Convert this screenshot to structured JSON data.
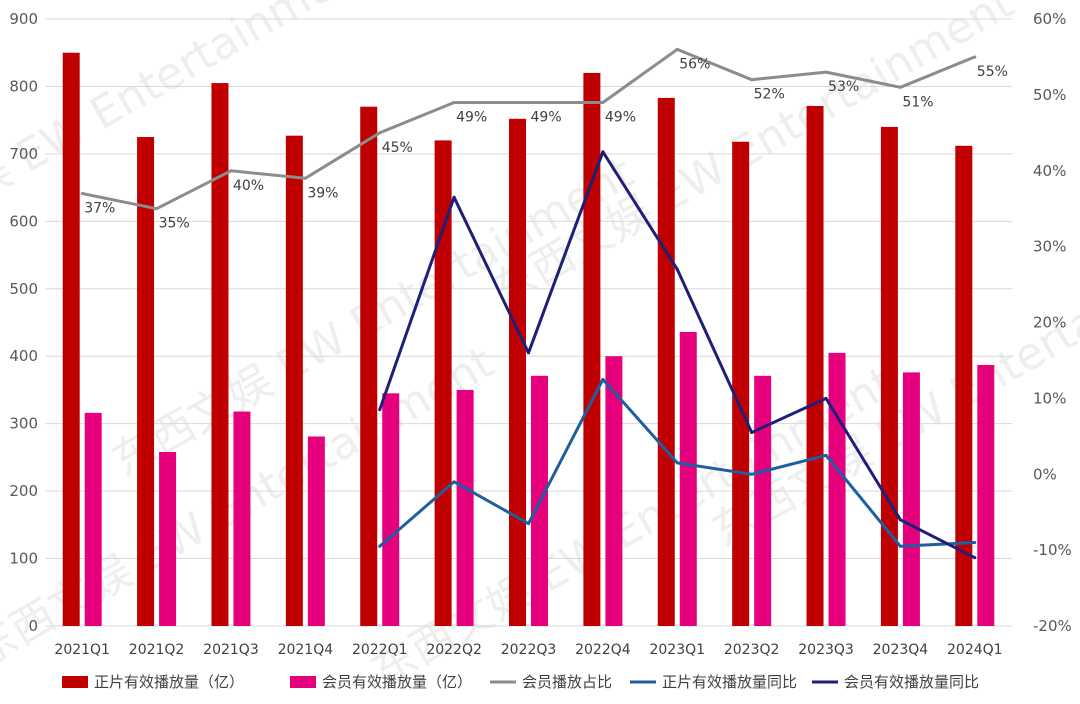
{
  "chart_data": {
    "type": "bar",
    "title": "",
    "categories": [
      "2021Q1",
      "2021Q2",
      "2021Q3",
      "2021Q4",
      "2022Q1",
      "2022Q2",
      "2022Q3",
      "2022Q4",
      "2023Q1",
      "2023Q2",
      "2023Q3",
      "2023Q4",
      "2024Q1"
    ],
    "left_axis": {
      "ylim": [
        0,
        900
      ],
      "ticks": [
        "0",
        "100",
        "200",
        "300",
        "400",
        "500",
        "600",
        "700",
        "800",
        "900"
      ]
    },
    "right_axis": {
      "ylim": [
        -20,
        60
      ],
      "ticks": [
        "-20%",
        "-10%",
        "0%",
        "10%",
        "20%",
        "30%",
        "40%",
        "50%",
        "60%"
      ]
    },
    "series": [
      {
        "name": "正片有效播放量（亿）",
        "type": "bar",
        "axis": "left",
        "color": "#c00000",
        "values": [
          850,
          725,
          805,
          727,
          770,
          720,
          752,
          820,
          783,
          718,
          771,
          740,
          712
        ]
      },
      {
        "name": "会员有效播放量（亿）",
        "type": "bar",
        "axis": "left",
        "color": "#e6007e",
        "values": [
          316,
          258,
          318,
          281,
          345,
          350,
          371,
          400,
          436,
          371,
          405,
          376,
          387
        ]
      },
      {
        "name": "会员播放占比",
        "type": "line",
        "axis": "right",
        "color": "#8c8c8c",
        "values": [
          37,
          35,
          40,
          39,
          45,
          49,
          49,
          49,
          56,
          52,
          53,
          51,
          55
        ],
        "labels": [
          "37%",
          "35%",
          "40%",
          "39%",
          "45%",
          "49%",
          "49%",
          "49%",
          "56%",
          "52%",
          "53%",
          "51%",
          "55%"
        ]
      },
      {
        "name": "正片有效播放量同比",
        "type": "line",
        "axis": "right",
        "color": "#1f5fa0",
        "values": [
          null,
          null,
          null,
          null,
          -9.5,
          -1,
          -6.5,
          12.5,
          1.5,
          0,
          2.5,
          -9.5,
          -9
        ]
      },
      {
        "name": "会员有效播放量同比",
        "type": "line",
        "axis": "right",
        "color": "#1f1f78",
        "values": [
          null,
          null,
          null,
          null,
          8.5,
          36.5,
          16,
          42.5,
          27,
          5.5,
          10,
          -6,
          -11
        ]
      }
    ],
    "watermark": "东西文娱 EW Entertainment"
  }
}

━━━━━━━━━━━━━━━━

■ **AIM OF THE TASK**: Output the entries above exactly. Drop the pictures.

■ **ANSWER BELOW**:
Convert this screenshot to structured JSON data.
{
  "chart_data": {
    "type": "bar",
    "title": "",
    "categories": [
      "2021Q1",
      "2021Q2",
      "2021Q3",
      "2021Q4",
      "2022Q1",
      "2022Q2",
      "2022Q3",
      "2022Q4",
      "2023Q1",
      "2023Q2",
      "2023Q3",
      "2023Q4",
      "2024Q1"
    ],
    "left_axis": {
      "ylim": [
        0,
        900
      ],
      "ticks": [
        "0",
        "100",
        "200",
        "300",
        "400",
        "500",
        "600",
        "700",
        "800",
        "900"
      ]
    },
    "right_axis": {
      "ylim": [
        -20,
        60
      ],
      "ticks": [
        "-20%",
        "-10%",
        "0%",
        "10%",
        "20%",
        "30%",
        "40%",
        "50%",
        "60%"
      ]
    },
    "series": [
      {
        "name": "正片有效播放量（亿）",
        "type": "bar",
        "axis": "left",
        "color": "#c00000",
        "values": [
          850,
          725,
          805,
          727,
          770,
          720,
          752,
          820,
          783,
          718,
          771,
          740,
          712
        ]
      },
      {
        "name": "会员有效播放量（亿）",
        "type": "bar",
        "axis": "left",
        "color": "#e6007e",
        "values": [
          316,
          258,
          318,
          281,
          345,
          350,
          371,
          400,
          436,
          371,
          405,
          376,
          387
        ]
      },
      {
        "name": "会员播放占比",
        "type": "line",
        "axis": "right",
        "color": "#8c8c8c",
        "values": [
          37,
          35,
          40,
          39,
          45,
          49,
          49,
          49,
          56,
          52,
          53,
          51,
          55
        ],
        "labels": [
          "37%",
          "35%",
          "40%",
          "39%",
          "45%",
          "49%",
          "49%",
          "49%",
          "56%",
          "52%",
          "53%",
          "51%",
          "55%"
        ]
      },
      {
        "name": "正片有效播放量同比",
        "type": "line",
        "axis": "right",
        "color": "#1f5fa0",
        "values": [
          null,
          null,
          null,
          null,
          -9.5,
          -1,
          -6.5,
          12.5,
          1.5,
          0,
          2.5,
          -9.5,
          -9
        ]
      },
      {
        "name": "会员有效播放量同比",
        "type": "line",
        "axis": "right",
        "color": "#1f1f78",
        "values": [
          null,
          null,
          null,
          null,
          8.5,
          36.5,
          16,
          42.5,
          27,
          5.5,
          10,
          -6,
          -11
        ]
      }
    ],
    "watermark": "东西文娱 EW Entertainment"
  }
}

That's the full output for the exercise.